Skip the images and copy each record exactly as written.

* START Supplied records *

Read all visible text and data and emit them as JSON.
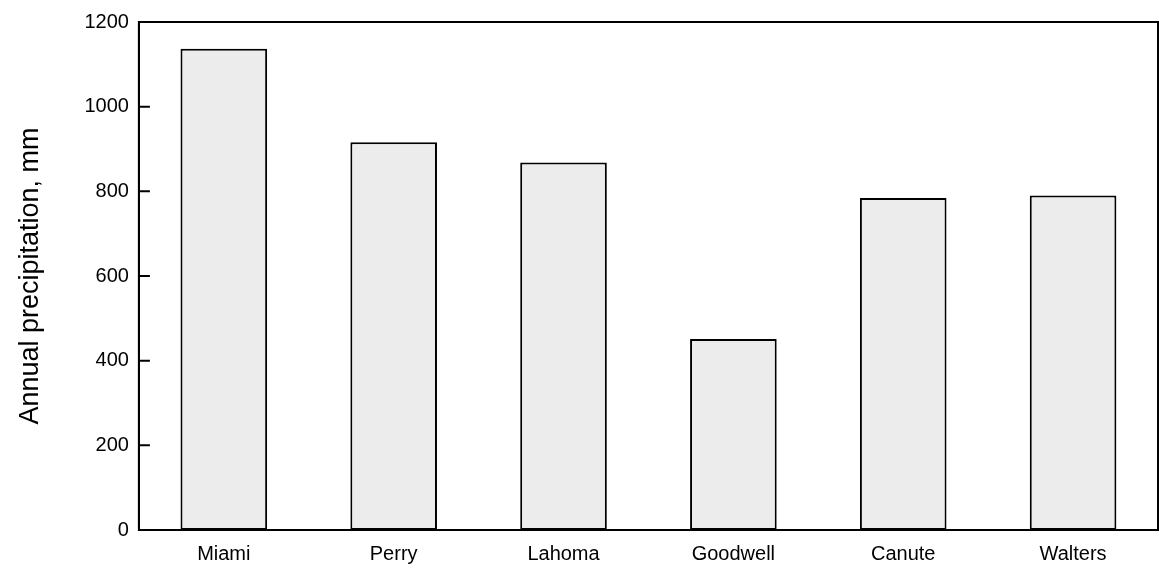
{
  "chart_data": {
    "type": "bar",
    "ylabel": "Annual precipitation, mm",
    "categories": [
      "Miami",
      "Perry",
      "Lahoma",
      "Goodwell",
      "Canute",
      "Walters"
    ],
    "values": [
      1137,
      916,
      868,
      451,
      784,
      790
    ],
    "color": "#ececec",
    "ylim": [
      0,
      1200
    ],
    "yticks": [
      0,
      200,
      400,
      600,
      800,
      1000,
      1200
    ],
    "grid": false,
    "legend": false
  }
}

* END Supplied records *

Complete response:
Read all visible text and data and emit them as JSON.
{
  "chart_data": {
    "type": "bar",
    "ylabel": "Annual precipitation, mm",
    "categories": [
      "Miami",
      "Perry",
      "Lahoma",
      "Goodwell",
      "Canute",
      "Walters"
    ],
    "values": [
      1137,
      916,
      868,
      451,
      784,
      790
    ],
    "color": "#ececec",
    "ylim": [
      0,
      1200
    ],
    "yticks": [
      0,
      200,
      400,
      600,
      800,
      1000,
      1200
    ],
    "grid": false,
    "legend": false
  }
}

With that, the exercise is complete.